Short task: Report how many lines in the records below contain the word "name". Give only the number.
********
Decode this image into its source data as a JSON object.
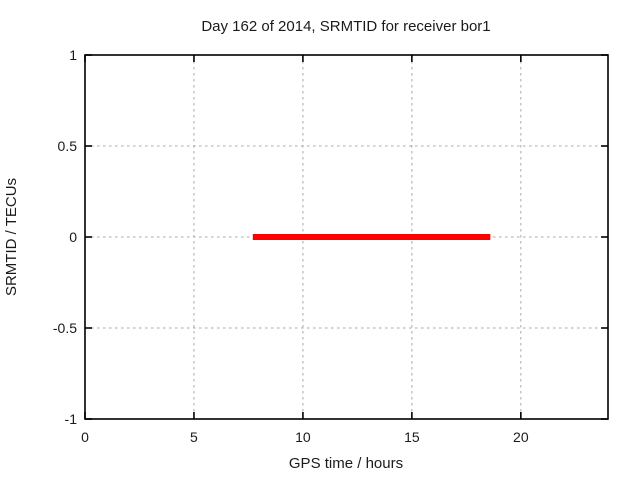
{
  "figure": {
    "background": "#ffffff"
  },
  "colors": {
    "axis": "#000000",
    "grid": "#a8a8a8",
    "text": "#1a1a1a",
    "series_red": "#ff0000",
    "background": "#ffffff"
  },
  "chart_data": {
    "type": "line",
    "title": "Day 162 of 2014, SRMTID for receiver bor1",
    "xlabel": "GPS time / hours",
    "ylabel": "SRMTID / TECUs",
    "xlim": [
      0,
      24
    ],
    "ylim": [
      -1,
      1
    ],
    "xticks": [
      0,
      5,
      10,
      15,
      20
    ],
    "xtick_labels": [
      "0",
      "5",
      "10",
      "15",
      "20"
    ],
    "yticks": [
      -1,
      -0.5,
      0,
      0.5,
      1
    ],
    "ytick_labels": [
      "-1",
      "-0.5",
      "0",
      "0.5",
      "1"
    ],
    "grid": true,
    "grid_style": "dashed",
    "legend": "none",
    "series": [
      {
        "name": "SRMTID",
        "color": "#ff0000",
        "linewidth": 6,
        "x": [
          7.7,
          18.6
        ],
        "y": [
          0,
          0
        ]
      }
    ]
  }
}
********
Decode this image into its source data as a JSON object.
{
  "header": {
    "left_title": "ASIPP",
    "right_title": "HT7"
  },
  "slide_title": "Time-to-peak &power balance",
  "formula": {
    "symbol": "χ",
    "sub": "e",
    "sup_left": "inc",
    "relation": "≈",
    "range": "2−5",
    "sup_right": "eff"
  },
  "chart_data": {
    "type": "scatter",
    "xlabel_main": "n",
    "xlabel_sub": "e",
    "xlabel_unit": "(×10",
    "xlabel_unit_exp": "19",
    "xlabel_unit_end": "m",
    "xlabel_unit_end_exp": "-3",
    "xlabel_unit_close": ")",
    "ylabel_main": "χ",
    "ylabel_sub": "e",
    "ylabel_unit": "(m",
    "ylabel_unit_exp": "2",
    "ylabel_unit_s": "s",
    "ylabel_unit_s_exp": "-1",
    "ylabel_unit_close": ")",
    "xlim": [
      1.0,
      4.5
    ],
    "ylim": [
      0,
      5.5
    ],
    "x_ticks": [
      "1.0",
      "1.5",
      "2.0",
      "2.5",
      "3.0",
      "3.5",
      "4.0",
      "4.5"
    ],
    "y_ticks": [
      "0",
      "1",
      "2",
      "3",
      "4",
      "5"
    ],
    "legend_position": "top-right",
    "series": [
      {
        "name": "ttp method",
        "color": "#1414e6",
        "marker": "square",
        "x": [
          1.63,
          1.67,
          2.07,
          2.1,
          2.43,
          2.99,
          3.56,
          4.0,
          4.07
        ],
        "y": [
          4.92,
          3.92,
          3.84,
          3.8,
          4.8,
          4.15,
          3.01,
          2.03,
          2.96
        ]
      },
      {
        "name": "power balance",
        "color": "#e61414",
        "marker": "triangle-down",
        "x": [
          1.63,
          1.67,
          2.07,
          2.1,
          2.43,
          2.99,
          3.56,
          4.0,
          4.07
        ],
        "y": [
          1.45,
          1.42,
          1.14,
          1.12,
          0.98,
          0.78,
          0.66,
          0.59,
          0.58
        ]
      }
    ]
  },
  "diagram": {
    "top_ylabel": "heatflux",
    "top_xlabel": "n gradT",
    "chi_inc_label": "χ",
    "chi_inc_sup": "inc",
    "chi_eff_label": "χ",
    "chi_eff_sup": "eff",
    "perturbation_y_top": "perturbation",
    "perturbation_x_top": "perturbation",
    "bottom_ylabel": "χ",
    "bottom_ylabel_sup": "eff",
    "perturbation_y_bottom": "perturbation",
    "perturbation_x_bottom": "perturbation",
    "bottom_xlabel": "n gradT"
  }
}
********
Exercise answer: 3